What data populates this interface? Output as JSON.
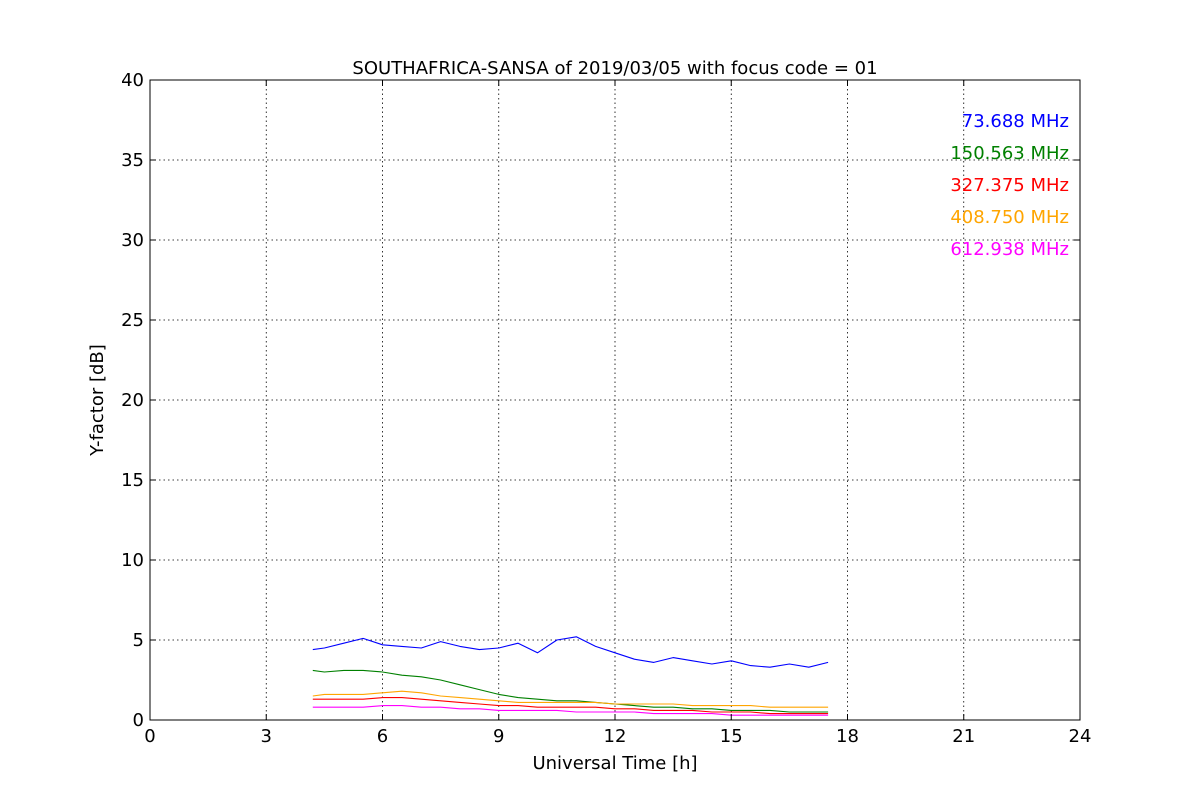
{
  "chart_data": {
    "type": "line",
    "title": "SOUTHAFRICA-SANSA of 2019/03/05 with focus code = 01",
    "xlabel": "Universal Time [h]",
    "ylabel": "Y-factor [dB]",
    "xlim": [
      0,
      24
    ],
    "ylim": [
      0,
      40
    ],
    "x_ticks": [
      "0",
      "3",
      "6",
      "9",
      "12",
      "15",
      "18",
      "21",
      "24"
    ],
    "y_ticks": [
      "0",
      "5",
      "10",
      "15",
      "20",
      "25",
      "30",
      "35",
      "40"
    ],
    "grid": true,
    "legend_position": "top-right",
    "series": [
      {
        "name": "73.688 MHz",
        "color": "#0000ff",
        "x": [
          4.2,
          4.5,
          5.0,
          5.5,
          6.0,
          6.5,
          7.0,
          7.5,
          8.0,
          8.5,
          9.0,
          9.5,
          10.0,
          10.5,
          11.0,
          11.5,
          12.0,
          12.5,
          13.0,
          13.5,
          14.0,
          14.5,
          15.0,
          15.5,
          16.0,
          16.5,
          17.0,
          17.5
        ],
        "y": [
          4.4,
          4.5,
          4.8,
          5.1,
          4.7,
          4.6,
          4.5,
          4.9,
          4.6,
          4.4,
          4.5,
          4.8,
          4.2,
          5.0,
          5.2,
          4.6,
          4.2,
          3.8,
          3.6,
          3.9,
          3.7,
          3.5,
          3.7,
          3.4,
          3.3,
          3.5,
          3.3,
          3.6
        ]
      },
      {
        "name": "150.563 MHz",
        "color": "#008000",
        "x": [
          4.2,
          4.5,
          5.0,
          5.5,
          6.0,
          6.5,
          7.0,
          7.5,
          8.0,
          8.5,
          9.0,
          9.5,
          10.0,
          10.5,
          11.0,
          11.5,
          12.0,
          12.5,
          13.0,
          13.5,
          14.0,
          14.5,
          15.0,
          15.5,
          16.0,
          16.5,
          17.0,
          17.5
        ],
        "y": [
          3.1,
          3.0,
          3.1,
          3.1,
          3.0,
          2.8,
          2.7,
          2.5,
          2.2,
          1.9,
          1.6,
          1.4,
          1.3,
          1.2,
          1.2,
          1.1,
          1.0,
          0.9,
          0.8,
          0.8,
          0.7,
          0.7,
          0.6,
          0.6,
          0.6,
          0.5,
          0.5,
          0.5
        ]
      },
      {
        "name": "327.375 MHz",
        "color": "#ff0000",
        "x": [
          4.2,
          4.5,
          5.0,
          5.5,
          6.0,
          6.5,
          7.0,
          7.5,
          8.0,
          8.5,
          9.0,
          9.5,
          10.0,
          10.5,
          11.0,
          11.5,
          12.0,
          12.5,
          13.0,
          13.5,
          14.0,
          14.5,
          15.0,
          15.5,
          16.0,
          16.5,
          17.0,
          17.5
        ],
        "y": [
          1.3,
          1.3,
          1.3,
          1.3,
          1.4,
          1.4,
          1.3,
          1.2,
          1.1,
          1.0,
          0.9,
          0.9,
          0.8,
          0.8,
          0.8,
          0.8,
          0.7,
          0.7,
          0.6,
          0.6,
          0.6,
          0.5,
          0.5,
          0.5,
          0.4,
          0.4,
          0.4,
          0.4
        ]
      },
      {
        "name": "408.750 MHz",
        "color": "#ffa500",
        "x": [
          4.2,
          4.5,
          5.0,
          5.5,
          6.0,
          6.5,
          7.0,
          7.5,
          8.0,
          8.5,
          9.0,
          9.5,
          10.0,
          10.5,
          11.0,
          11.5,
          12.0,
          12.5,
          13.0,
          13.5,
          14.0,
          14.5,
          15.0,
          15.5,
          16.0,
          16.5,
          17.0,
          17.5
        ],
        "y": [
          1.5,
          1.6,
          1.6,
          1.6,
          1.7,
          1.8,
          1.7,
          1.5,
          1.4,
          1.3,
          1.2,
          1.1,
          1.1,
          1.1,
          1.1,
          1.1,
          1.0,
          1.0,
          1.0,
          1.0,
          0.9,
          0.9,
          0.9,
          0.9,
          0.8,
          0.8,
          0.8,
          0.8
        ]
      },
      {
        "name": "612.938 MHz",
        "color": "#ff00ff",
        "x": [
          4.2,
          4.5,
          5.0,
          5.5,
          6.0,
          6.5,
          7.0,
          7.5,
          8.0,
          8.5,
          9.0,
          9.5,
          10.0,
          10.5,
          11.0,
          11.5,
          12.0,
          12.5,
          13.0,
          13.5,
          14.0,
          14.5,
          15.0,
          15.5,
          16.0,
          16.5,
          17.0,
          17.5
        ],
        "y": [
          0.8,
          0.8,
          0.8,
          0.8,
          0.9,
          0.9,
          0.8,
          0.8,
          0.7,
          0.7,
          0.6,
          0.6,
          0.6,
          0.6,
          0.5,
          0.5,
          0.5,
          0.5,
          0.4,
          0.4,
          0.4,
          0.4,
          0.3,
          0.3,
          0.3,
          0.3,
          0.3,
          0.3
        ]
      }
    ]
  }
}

---

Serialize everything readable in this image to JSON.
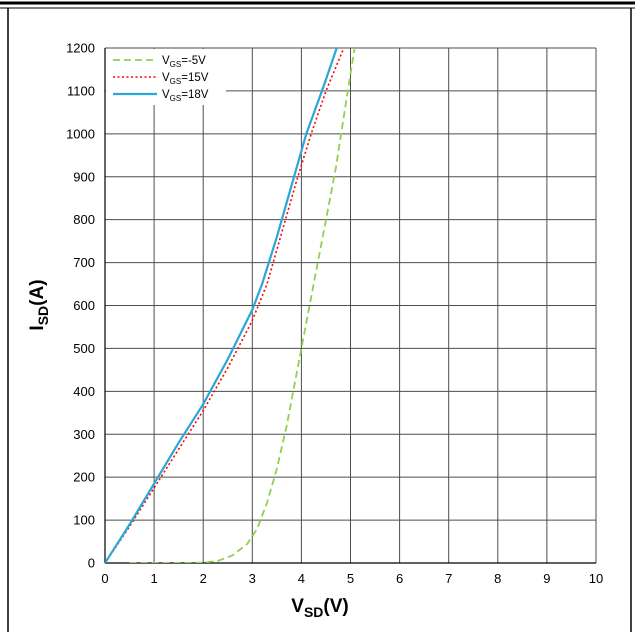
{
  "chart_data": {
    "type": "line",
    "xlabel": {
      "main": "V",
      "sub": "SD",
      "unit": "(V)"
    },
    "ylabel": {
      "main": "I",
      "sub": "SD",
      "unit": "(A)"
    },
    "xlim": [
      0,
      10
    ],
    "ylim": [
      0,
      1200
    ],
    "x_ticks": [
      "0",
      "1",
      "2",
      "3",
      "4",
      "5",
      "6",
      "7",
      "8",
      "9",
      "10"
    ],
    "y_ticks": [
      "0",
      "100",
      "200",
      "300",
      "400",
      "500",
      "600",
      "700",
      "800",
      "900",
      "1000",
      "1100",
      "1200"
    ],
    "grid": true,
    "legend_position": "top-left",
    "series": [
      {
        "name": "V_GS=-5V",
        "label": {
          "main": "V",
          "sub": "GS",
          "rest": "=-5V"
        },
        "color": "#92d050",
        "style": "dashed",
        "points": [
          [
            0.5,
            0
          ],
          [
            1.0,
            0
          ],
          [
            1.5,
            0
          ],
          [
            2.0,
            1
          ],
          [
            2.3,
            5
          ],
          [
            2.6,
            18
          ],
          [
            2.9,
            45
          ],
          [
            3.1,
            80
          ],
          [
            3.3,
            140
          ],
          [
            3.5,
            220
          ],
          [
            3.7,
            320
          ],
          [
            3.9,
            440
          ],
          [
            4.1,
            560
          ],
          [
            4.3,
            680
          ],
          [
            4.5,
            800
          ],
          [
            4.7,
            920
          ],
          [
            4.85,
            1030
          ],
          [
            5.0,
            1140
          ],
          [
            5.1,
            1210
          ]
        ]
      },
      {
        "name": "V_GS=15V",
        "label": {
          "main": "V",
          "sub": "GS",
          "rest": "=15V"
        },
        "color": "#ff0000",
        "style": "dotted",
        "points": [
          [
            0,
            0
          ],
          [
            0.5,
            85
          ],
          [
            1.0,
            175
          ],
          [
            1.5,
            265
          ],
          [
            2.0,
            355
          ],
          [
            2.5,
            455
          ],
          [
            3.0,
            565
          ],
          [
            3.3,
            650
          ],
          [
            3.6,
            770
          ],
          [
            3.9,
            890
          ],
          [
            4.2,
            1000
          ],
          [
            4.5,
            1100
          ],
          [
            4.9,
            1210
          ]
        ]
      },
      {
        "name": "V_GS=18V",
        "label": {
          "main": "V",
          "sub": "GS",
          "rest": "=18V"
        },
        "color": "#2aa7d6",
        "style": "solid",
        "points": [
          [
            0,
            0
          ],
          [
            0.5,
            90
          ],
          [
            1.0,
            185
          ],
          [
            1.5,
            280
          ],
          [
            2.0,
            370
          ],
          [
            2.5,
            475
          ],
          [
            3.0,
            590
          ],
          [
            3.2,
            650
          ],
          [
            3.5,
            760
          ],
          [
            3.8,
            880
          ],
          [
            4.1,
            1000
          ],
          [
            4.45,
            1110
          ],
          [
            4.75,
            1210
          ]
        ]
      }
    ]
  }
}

__WHAT IS EXPECTED__
Collect the lines of the data that carry the word "color".

__ANSWER BELOW__
        "color": "#0000ff",
        "color": "#008000",
        "color": "#ff0000",
        "color": "#ffa500",
        "color": "#ff00ff",
        "color": "#92d050",
        "color": "#ff0000",
        "color": "#2aa7d6",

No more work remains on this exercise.